-- start of Provided data --

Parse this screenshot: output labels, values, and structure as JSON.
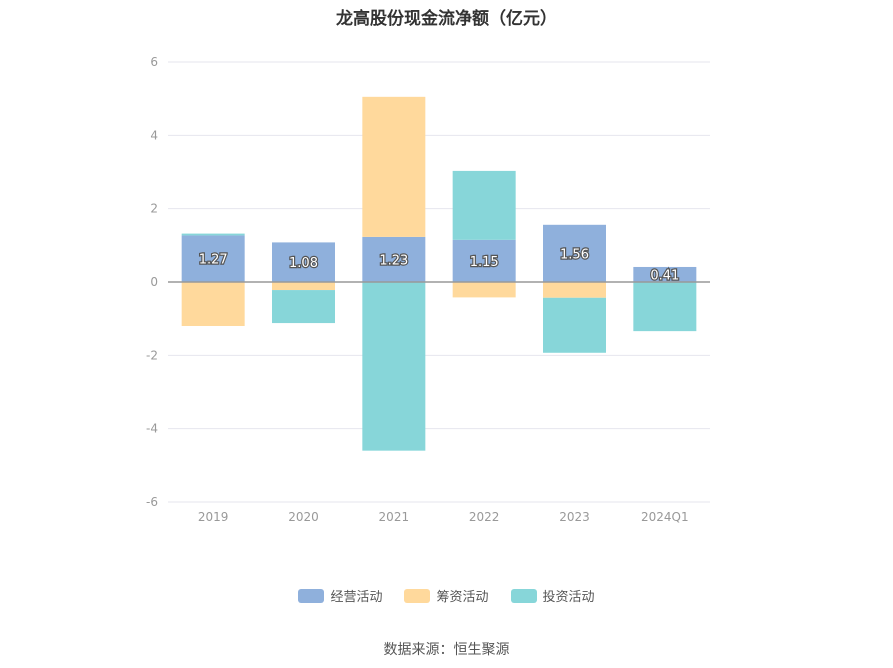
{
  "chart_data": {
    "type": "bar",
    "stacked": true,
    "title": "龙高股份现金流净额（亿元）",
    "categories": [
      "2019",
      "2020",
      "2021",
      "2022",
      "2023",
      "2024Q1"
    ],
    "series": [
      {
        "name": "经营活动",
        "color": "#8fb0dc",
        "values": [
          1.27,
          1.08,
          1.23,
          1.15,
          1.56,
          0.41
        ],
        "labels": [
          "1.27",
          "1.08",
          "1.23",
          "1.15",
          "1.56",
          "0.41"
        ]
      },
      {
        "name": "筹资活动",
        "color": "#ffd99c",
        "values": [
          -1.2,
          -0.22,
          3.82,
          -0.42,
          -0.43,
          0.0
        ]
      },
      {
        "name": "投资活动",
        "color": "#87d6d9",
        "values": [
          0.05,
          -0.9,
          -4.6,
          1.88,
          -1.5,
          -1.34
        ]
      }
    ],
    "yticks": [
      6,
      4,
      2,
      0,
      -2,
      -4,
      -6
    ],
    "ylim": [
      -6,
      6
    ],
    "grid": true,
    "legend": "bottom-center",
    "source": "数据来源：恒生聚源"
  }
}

-- end of Provided data --

*What you should do*. Retype each record exactly as it stands, but do not include the pictures.

*The answer*.
Parse this screenshot: output labels, values, and structure as JSON.
{
  "chart_data": {
    "type": "bar",
    "stacked": true,
    "title": "龙高股份现金流净额（亿元）",
    "categories": [
      "2019",
      "2020",
      "2021",
      "2022",
      "2023",
      "2024Q1"
    ],
    "series": [
      {
        "name": "经营活动",
        "color": "#8fb0dc",
        "values": [
          1.27,
          1.08,
          1.23,
          1.15,
          1.56,
          0.41
        ],
        "labels": [
          "1.27",
          "1.08",
          "1.23",
          "1.15",
          "1.56",
          "0.41"
        ]
      },
      {
        "name": "筹资活动",
        "color": "#ffd99c",
        "values": [
          -1.2,
          -0.22,
          3.82,
          -0.42,
          -0.43,
          0.0
        ]
      },
      {
        "name": "投资活动",
        "color": "#87d6d9",
        "values": [
          0.05,
          -0.9,
          -4.6,
          1.88,
          -1.5,
          -1.34
        ]
      }
    ],
    "yticks": [
      6,
      4,
      2,
      0,
      -2,
      -4,
      -6
    ],
    "ylim": [
      -6,
      6
    ],
    "grid": true,
    "legend": "bottom-center",
    "source": "数据来源：恒生聚源"
  }
}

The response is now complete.